Problem to work on
Could you copy every line from the material below in which "Intrastat" appears?

[begin Information provided]

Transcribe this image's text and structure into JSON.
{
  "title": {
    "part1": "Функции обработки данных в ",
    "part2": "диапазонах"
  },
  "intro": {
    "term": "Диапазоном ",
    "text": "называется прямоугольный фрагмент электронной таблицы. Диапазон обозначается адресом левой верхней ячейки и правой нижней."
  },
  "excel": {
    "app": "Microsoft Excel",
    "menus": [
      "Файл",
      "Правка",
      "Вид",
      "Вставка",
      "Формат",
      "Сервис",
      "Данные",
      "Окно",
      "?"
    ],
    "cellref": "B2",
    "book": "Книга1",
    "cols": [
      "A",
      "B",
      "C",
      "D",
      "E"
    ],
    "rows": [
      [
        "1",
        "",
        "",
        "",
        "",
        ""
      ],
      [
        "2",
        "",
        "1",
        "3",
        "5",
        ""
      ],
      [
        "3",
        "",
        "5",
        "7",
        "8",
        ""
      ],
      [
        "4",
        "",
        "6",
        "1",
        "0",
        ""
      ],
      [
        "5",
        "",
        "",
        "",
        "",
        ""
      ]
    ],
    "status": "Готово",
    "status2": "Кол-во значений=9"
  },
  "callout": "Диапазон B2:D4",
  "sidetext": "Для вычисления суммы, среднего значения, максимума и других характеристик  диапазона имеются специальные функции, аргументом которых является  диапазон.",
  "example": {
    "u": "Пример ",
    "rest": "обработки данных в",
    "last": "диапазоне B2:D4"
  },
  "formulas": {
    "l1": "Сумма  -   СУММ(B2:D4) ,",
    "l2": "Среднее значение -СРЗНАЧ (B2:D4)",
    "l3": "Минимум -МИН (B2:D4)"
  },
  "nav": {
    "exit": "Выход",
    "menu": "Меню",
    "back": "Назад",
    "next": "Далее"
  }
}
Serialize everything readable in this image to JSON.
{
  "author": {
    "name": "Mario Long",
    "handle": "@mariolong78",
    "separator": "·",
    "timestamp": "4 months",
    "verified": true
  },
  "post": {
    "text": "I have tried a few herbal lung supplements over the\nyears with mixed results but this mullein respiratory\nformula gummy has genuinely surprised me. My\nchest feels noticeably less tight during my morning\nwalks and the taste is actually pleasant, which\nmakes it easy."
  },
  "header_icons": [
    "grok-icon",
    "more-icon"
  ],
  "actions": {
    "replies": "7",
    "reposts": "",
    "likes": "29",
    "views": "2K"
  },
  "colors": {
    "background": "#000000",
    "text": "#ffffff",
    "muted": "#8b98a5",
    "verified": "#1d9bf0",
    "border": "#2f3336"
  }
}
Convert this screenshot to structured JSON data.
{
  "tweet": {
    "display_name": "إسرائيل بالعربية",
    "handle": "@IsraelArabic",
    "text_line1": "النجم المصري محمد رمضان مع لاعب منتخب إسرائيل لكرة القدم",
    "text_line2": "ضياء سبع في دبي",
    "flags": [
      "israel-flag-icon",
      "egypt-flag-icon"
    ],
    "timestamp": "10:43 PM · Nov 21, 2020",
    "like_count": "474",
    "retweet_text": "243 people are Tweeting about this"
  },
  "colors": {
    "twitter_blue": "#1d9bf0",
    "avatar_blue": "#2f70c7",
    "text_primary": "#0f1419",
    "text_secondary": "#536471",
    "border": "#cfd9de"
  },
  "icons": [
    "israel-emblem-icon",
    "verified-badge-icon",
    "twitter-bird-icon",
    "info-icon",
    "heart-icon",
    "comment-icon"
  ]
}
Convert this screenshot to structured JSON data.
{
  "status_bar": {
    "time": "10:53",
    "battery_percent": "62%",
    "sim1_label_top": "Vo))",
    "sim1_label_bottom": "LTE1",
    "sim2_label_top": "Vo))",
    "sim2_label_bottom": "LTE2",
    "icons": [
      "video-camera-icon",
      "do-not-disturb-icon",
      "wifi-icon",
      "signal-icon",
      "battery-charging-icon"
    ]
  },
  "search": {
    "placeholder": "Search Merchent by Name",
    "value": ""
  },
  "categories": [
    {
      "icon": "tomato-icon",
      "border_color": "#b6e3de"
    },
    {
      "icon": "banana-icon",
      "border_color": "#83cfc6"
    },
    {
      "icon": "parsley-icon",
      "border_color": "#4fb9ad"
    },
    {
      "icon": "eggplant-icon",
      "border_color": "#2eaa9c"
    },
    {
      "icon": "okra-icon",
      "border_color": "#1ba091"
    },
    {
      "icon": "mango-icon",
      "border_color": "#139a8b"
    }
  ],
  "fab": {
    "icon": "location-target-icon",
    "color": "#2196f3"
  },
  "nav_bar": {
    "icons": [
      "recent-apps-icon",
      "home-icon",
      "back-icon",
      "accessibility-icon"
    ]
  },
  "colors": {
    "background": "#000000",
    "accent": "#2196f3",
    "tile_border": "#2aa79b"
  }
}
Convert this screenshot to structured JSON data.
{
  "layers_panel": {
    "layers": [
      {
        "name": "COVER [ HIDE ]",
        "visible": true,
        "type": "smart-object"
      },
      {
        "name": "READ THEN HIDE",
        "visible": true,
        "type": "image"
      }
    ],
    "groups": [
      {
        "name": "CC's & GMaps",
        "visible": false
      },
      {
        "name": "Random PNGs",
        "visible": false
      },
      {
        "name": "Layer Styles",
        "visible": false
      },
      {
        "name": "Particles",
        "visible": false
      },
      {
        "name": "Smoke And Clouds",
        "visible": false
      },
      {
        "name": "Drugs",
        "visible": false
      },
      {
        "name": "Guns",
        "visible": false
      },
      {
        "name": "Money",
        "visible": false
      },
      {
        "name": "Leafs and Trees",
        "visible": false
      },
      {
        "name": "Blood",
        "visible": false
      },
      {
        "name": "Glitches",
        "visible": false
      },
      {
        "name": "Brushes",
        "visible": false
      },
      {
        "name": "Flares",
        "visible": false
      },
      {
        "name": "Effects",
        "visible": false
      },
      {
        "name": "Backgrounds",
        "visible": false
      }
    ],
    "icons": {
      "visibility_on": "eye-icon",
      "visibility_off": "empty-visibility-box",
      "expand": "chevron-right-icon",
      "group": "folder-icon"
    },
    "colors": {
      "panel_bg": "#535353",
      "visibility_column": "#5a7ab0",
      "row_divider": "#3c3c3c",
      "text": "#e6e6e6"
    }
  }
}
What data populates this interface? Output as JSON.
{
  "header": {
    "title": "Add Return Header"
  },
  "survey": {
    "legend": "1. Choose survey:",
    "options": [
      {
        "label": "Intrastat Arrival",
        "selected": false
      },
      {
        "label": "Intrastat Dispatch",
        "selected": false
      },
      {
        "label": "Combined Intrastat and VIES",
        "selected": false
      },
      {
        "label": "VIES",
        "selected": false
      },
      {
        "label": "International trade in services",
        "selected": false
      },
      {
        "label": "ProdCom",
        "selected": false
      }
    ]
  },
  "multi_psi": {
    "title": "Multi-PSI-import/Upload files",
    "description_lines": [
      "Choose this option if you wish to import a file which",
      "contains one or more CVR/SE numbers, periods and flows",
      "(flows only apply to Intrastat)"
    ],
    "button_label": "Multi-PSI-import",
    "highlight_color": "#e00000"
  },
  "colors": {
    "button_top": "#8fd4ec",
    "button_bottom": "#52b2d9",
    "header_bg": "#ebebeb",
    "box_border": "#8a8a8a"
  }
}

[end Information provided]

Worked solution
        "label": "Intrastat Arrival",
        "label": "Intrastat Dispatch",
        "label": "Combined Intrastat and VIES",
      "(flows only apply to Intrastat)"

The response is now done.